_Task data_
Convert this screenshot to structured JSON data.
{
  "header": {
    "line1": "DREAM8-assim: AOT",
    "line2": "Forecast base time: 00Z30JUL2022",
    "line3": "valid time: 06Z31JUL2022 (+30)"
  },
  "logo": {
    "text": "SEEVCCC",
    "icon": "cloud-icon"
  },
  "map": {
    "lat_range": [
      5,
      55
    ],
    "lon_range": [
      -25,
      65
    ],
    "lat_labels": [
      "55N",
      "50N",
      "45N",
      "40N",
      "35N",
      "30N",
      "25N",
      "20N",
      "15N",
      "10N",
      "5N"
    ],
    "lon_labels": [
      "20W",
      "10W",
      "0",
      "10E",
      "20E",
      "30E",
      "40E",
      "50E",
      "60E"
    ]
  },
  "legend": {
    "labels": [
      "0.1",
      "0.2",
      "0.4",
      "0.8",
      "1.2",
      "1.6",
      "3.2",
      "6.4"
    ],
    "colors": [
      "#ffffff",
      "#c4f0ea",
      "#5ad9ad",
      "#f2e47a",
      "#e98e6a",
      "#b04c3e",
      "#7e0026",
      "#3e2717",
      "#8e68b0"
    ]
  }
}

_Stated problem_
From the records above, please extract every line and repeat it exactly.

_The answer_
Convert this screenshot to structured JSON data.
{
  "header": {
    "line1": "DREAM8-assim: AOT",
    "line2": "Forecast base time: 00Z30JUL2022",
    "line3": "valid time: 06Z31JUL2022 (+30)"
  },
  "logo": {
    "text": "SEEVCCC",
    "icon": "cloud-icon"
  },
  "map": {
    "lat_range": [
      5,
      55
    ],
    "lon_range": [
      -25,
      65
    ],
    "lat_labels": [
      "55N",
      "50N",
      "45N",
      "40N",
      "35N",
      "30N",
      "25N",
      "20N",
      "15N",
      "10N",
      "5N"
    ],
    "lon_labels": [
      "20W",
      "10W",
      "0",
      "10E",
      "20E",
      "30E",
      "40E",
      "50E",
      "60E"
    ]
  },
  "legend": {
    "labels": [
      "0.1",
      "0.2",
      "0.4",
      "0.8",
      "1.2",
      "1.6",
      "3.2",
      "6.4"
    ],
    "colors": [
      "#ffffff",
      "#c4f0ea",
      "#5ad9ad",
      "#f2e47a",
      "#e98e6a",
      "#b04c3e",
      "#7e0026",
      "#3e2717",
      "#8e68b0"
    ]
  }
}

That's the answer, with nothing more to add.